> [EXERCISE INSTRUCTIONS]: Please reproduce every record, keeping each one exactly as written.

> [DATA TO USE]:
____________

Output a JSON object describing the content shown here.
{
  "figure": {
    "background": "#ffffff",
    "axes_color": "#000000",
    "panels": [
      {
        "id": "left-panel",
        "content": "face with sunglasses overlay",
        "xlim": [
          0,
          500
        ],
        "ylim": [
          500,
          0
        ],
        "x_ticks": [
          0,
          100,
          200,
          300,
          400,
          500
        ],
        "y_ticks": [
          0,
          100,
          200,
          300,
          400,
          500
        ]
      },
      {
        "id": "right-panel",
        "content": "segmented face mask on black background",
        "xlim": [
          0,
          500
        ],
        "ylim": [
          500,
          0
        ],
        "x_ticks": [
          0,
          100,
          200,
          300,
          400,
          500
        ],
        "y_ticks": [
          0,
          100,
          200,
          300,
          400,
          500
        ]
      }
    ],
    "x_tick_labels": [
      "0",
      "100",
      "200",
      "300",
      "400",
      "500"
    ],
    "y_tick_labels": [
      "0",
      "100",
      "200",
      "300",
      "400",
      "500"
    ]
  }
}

____________

> [CORRECT RESULT]:
Output a JSON object describing the content shown here.
{
  "figure": {
    "background": "#ffffff",
    "axes_color": "#000000",
    "panels": [
      {
        "id": "left-panel",
        "content": "face with sunglasses overlay",
        "xlim": [
          0,
          500
        ],
        "ylim": [
          500,
          0
        ],
        "x_ticks": [
          0,
          100,
          200,
          300,
          400,
          500
        ],
        "y_ticks": [
          0,
          100,
          200,
          300,
          400,
          500
        ]
      },
      {
        "id": "right-panel",
        "content": "segmented face mask on black background",
        "xlim": [
          0,
          500
        ],
        "ylim": [
          500,
          0
        ],
        "x_ticks": [
          0,
          100,
          200,
          300,
          400,
          500
        ],
        "y_ticks": [
          0,
          100,
          200,
          300,
          400,
          500
        ]
      }
    ],
    "x_tick_labels": [
      "0",
      "100",
      "200",
      "300",
      "400",
      "500"
    ],
    "y_tick_labels": [
      "0",
      "100",
      "200",
      "300",
      "400",
      "500"
    ]
  }
}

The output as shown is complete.